(Dataset entries)
———

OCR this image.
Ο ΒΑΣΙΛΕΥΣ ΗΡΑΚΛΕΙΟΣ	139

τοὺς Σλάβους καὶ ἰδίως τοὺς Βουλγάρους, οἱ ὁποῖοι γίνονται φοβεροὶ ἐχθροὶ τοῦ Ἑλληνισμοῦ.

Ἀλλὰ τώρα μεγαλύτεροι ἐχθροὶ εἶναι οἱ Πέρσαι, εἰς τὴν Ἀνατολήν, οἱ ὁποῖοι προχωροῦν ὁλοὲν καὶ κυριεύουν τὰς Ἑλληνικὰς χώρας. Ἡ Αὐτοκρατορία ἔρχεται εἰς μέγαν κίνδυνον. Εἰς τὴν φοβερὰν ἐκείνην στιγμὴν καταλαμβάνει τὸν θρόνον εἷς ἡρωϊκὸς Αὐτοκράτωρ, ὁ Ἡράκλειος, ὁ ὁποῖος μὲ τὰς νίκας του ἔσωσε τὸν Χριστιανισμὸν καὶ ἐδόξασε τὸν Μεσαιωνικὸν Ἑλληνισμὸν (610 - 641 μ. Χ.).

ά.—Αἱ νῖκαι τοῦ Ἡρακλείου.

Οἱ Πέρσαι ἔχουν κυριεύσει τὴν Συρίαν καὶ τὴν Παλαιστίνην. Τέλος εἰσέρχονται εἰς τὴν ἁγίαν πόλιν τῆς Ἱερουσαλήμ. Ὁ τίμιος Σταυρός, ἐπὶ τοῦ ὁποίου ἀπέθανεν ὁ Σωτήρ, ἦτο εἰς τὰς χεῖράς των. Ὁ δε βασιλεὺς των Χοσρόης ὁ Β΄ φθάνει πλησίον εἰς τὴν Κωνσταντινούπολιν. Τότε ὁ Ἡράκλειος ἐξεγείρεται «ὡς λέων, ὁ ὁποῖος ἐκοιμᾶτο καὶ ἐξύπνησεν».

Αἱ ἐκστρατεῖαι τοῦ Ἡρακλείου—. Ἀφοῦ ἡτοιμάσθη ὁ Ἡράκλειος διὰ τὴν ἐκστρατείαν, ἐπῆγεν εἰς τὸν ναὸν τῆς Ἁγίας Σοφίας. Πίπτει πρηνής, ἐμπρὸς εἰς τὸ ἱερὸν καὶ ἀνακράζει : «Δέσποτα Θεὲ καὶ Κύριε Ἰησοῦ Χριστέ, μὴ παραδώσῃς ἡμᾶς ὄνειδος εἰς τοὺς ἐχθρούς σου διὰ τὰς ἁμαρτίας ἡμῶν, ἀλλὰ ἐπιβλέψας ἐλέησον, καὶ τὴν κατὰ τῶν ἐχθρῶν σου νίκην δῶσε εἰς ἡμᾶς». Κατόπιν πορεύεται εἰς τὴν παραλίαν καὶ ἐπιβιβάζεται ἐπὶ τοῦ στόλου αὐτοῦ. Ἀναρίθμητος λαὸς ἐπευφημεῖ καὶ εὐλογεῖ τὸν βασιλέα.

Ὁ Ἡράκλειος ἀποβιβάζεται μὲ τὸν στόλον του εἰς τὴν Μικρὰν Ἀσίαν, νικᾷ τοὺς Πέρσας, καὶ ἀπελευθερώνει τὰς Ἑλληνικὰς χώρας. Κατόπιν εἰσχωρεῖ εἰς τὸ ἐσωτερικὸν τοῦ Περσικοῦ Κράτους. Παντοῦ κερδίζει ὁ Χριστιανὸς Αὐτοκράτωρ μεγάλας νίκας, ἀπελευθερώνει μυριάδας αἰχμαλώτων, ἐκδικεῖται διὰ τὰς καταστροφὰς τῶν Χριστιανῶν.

———

## Exercise brief
Give only the number of lines in the material above where the string "ἐχθροὶ" appears.

## Solution to the exercise
2